Short problem: Please give the entries again in full and exactly, without any picture.

Dataset extract:
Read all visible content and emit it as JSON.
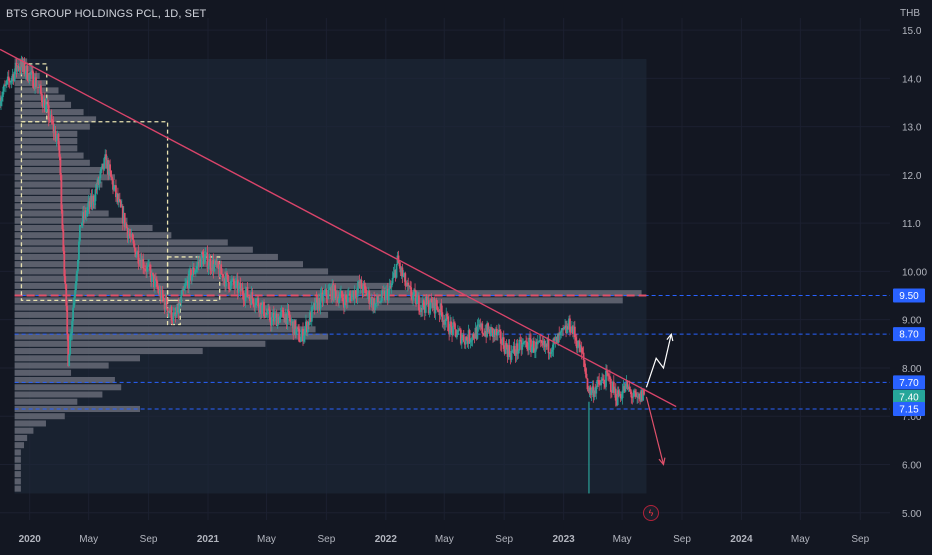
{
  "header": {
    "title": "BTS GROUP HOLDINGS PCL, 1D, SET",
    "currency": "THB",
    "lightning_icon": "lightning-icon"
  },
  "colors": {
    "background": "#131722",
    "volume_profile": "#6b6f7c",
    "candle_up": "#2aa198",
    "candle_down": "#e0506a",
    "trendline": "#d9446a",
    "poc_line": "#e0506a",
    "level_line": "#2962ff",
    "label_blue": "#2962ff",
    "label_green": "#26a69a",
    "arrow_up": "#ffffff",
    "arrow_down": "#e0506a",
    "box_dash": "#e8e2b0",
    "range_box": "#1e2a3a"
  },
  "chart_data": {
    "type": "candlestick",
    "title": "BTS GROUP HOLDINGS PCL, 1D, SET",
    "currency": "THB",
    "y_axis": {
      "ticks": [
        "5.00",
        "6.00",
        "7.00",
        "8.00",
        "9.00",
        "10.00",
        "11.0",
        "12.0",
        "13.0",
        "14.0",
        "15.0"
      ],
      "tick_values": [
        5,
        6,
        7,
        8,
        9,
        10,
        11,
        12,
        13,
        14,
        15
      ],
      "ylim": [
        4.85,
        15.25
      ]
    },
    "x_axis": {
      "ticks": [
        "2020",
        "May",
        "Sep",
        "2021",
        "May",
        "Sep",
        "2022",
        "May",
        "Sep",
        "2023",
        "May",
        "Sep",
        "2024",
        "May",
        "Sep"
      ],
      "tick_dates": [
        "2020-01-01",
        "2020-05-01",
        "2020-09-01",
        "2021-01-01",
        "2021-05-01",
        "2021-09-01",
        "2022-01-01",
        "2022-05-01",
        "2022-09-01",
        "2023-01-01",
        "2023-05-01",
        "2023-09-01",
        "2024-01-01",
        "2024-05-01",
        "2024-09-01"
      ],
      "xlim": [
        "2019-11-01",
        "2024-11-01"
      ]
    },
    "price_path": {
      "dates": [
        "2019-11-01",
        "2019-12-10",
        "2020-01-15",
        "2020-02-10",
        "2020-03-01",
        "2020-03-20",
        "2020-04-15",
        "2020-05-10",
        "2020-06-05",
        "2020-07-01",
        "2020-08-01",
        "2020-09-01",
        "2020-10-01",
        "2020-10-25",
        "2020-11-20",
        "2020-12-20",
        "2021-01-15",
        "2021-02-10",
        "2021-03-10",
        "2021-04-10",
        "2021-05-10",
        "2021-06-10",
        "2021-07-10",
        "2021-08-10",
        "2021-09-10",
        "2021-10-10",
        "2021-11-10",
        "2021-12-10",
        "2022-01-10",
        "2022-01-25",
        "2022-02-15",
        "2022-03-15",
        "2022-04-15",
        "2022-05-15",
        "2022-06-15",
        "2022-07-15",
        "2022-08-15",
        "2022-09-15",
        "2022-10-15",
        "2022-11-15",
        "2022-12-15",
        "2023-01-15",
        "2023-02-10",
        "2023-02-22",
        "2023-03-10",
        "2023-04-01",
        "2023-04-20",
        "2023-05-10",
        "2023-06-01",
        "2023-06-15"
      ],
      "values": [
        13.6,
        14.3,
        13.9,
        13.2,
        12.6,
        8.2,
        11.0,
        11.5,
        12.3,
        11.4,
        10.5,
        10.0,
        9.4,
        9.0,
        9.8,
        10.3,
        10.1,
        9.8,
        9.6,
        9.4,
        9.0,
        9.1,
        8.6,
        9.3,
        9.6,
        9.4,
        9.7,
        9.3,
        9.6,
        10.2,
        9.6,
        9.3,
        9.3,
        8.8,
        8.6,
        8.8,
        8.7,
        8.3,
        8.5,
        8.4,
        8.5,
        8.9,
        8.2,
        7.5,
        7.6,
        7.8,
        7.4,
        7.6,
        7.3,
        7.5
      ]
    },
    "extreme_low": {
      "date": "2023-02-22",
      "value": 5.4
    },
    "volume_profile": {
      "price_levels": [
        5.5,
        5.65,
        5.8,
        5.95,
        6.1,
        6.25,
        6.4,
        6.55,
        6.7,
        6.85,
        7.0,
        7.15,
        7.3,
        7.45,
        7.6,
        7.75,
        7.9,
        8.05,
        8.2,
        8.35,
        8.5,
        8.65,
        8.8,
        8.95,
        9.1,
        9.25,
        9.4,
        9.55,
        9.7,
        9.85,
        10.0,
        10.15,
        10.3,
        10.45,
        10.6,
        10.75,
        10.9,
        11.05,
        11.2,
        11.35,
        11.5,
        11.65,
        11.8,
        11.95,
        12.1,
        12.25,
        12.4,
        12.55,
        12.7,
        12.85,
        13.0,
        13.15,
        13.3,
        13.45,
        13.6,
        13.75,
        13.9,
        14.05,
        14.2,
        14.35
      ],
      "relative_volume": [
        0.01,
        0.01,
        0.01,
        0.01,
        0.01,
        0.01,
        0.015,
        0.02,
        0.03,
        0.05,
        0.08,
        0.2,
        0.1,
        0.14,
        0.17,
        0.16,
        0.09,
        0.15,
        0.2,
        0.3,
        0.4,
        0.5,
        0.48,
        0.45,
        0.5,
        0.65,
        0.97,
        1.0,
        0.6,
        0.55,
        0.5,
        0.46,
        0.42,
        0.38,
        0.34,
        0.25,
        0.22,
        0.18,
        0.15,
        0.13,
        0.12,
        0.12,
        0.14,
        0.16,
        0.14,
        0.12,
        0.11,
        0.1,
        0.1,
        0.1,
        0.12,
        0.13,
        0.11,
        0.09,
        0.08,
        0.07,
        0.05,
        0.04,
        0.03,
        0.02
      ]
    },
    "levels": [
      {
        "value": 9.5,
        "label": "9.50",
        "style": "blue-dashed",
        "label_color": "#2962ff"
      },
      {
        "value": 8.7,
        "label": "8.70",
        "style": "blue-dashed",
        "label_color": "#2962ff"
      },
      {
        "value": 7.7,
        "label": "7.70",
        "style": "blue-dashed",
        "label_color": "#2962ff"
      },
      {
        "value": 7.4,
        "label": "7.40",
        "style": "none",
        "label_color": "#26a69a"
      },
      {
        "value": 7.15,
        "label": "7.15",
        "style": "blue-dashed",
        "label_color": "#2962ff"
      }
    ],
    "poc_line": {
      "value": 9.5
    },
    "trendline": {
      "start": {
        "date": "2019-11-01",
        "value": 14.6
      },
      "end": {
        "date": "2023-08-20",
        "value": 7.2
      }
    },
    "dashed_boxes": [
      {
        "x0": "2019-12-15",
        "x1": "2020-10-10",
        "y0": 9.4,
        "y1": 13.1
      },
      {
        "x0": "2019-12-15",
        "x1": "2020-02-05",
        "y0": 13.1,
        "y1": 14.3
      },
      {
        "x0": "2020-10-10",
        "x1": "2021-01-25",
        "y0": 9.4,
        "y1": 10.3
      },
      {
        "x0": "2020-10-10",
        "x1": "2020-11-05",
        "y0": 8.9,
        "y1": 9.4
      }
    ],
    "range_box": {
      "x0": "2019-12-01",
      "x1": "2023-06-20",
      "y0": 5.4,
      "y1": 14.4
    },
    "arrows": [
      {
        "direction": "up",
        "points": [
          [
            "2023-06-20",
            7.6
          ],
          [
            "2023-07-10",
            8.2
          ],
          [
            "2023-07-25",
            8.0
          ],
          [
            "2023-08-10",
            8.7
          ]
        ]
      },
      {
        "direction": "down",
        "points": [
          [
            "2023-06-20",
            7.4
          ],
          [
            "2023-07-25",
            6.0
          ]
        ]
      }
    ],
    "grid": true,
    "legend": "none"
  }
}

Solution for this problem:
Read all visible content and emit it as JSON.
{
  "header": {
    "title": "BTS GROUP HOLDINGS PCL, 1D, SET",
    "currency": "THB",
    "lightning_icon": "lightning-icon"
  },
  "colors": {
    "background": "#131722",
    "volume_profile": "#6b6f7c",
    "candle_up": "#2aa198",
    "candle_down": "#e0506a",
    "trendline": "#d9446a",
    "poc_line": "#e0506a",
    "level_line": "#2962ff",
    "label_blue": "#2962ff",
    "label_green": "#26a69a",
    "arrow_up": "#ffffff",
    "arrow_down": "#e0506a",
    "box_dash": "#e8e2b0",
    "range_box": "#1e2a3a"
  },
  "chart_data": {
    "type": "candlestick",
    "title": "BTS GROUP HOLDINGS PCL, 1D, SET",
    "currency": "THB",
    "y_axis": {
      "ticks": [
        "5.00",
        "6.00",
        "7.00",
        "8.00",
        "9.00",
        "10.00",
        "11.0",
        "12.0",
        "13.0",
        "14.0",
        "15.0"
      ],
      "tick_values": [
        5,
        6,
        7,
        8,
        9,
        10,
        11,
        12,
        13,
        14,
        15
      ],
      "ylim": [
        4.85,
        15.25
      ]
    },
    "x_axis": {
      "ticks": [
        "2020",
        "May",
        "Sep",
        "2021",
        "May",
        "Sep",
        "2022",
        "May",
        "Sep",
        "2023",
        "May",
        "Sep",
        "2024",
        "May",
        "Sep"
      ],
      "tick_dates": [
        "2020-01-01",
        "2020-05-01",
        "2020-09-01",
        "2021-01-01",
        "2021-05-01",
        "2021-09-01",
        "2022-01-01",
        "2022-05-01",
        "2022-09-01",
        "2023-01-01",
        "2023-05-01",
        "2023-09-01",
        "2024-01-01",
        "2024-05-01",
        "2024-09-01"
      ],
      "xlim": [
        "2019-11-01",
        "2024-11-01"
      ]
    },
    "price_path": {
      "dates": [
        "2019-11-01",
        "2019-12-10",
        "2020-01-15",
        "2020-02-10",
        "2020-03-01",
        "2020-03-20",
        "2020-04-15",
        "2020-05-10",
        "2020-06-05",
        "2020-07-01",
        "2020-08-01",
        "2020-09-01",
        "2020-10-01",
        "2020-10-25",
        "2020-11-20",
        "2020-12-20",
        "2021-01-15",
        "2021-02-10",
        "2021-03-10",
        "2021-04-10",
        "2021-05-10",
        "2021-06-10",
        "2021-07-10",
        "2021-08-10",
        "2021-09-10",
        "2021-10-10",
        "2021-11-10",
        "2021-12-10",
        "2022-01-10",
        "2022-01-25",
        "2022-02-15",
        "2022-03-15",
        "2022-04-15",
        "2022-05-15",
        "2022-06-15",
        "2022-07-15",
        "2022-08-15",
        "2022-09-15",
        "2022-10-15",
        "2022-11-15",
        "2022-12-15",
        "2023-01-15",
        "2023-02-10",
        "2023-02-22",
        "2023-03-10",
        "2023-04-01",
        "2023-04-20",
        "2023-05-10",
        "2023-06-01",
        "2023-06-15"
      ],
      "values": [
        13.6,
        14.3,
        13.9,
        13.2,
        12.6,
        8.2,
        11.0,
        11.5,
        12.3,
        11.4,
        10.5,
        10.0,
        9.4,
        9.0,
        9.8,
        10.3,
        10.1,
        9.8,
        9.6,
        9.4,
        9.0,
        9.1,
        8.6,
        9.3,
        9.6,
        9.4,
        9.7,
        9.3,
        9.6,
        10.2,
        9.6,
        9.3,
        9.3,
        8.8,
        8.6,
        8.8,
        8.7,
        8.3,
        8.5,
        8.4,
        8.5,
        8.9,
        8.2,
        7.5,
        7.6,
        7.8,
        7.4,
        7.6,
        7.3,
        7.5
      ]
    },
    "extreme_low": {
      "date": "2023-02-22",
      "value": 5.4
    },
    "volume_profile": {
      "price_levels": [
        5.5,
        5.65,
        5.8,
        5.95,
        6.1,
        6.25,
        6.4,
        6.55,
        6.7,
        6.85,
        7.0,
        7.15,
        7.3,
        7.45,
        7.6,
        7.75,
        7.9,
        8.05,
        8.2,
        8.35,
        8.5,
        8.65,
        8.8,
        8.95,
        9.1,
        9.25,
        9.4,
        9.55,
        9.7,
        9.85,
        10.0,
        10.15,
        10.3,
        10.45,
        10.6,
        10.75,
        10.9,
        11.05,
        11.2,
        11.35,
        11.5,
        11.65,
        11.8,
        11.95,
        12.1,
        12.25,
        12.4,
        12.55,
        12.7,
        12.85,
        13.0,
        13.15,
        13.3,
        13.45,
        13.6,
        13.75,
        13.9,
        14.05,
        14.2,
        14.35
      ],
      "relative_volume": [
        0.01,
        0.01,
        0.01,
        0.01,
        0.01,
        0.01,
        0.015,
        0.02,
        0.03,
        0.05,
        0.08,
        0.2,
        0.1,
        0.14,
        0.17,
        0.16,
        0.09,
        0.15,
        0.2,
        0.3,
        0.4,
        0.5,
        0.48,
        0.45,
        0.5,
        0.65,
        0.97,
        1.0,
        0.6,
        0.55,
        0.5,
        0.46,
        0.42,
        0.38,
        0.34,
        0.25,
        0.22,
        0.18,
        0.15,
        0.13,
        0.12,
        0.12,
        0.14,
        0.16,
        0.14,
        0.12,
        0.11,
        0.1,
        0.1,
        0.1,
        0.12,
        0.13,
        0.11,
        0.09,
        0.08,
        0.07,
        0.05,
        0.04,
        0.03,
        0.02
      ]
    },
    "levels": [
      {
        "value": 9.5,
        "label": "9.50",
        "style": "blue-dashed",
        "label_color": "#2962ff"
      },
      {
        "value": 8.7,
        "label": "8.70",
        "style": "blue-dashed",
        "label_color": "#2962ff"
      },
      {
        "value": 7.7,
        "label": "7.70",
        "style": "blue-dashed",
        "label_color": "#2962ff"
      },
      {
        "value": 7.4,
        "label": "7.40",
        "style": "none",
        "label_color": "#26a69a"
      },
      {
        "value": 7.15,
        "label": "7.15",
        "style": "blue-dashed",
        "label_color": "#2962ff"
      }
    ],
    "poc_line": {
      "value": 9.5
    },
    "trendline": {
      "start": {
        "date": "2019-11-01",
        "value": 14.6
      },
      "end": {
        "date": "2023-08-20",
        "value": 7.2
      }
    },
    "dashed_boxes": [
      {
        "x0": "2019-12-15",
        "x1": "2020-10-10",
        "y0": 9.4,
        "y1": 13.1
      },
      {
        "x0": "2019-12-15",
        "x1": "2020-02-05",
        "y0": 13.1,
        "y1": 14.3
      },
      {
        "x0": "2020-10-10",
        "x1": "2021-01-25",
        "y0": 9.4,
        "y1": 10.3
      },
      {
        "x0": "2020-10-10",
        "x1": "2020-11-05",
        "y0": 8.9,
        "y1": 9.4
      }
    ],
    "range_box": {
      "x0": "2019-12-01",
      "x1": "2023-06-20",
      "y0": 5.4,
      "y1": 14.4
    },
    "arrows": [
      {
        "direction": "up",
        "points": [
          [
            "2023-06-20",
            7.6
          ],
          [
            "2023-07-10",
            8.2
          ],
          [
            "2023-07-25",
            8.0
          ],
          [
            "2023-08-10",
            8.7
          ]
        ]
      },
      {
        "direction": "down",
        "points": [
          [
            "2023-06-20",
            7.4
          ],
          [
            "2023-07-25",
            6.0
          ]
        ]
      }
    ],
    "grid": true,
    "legend": "none"
  }
}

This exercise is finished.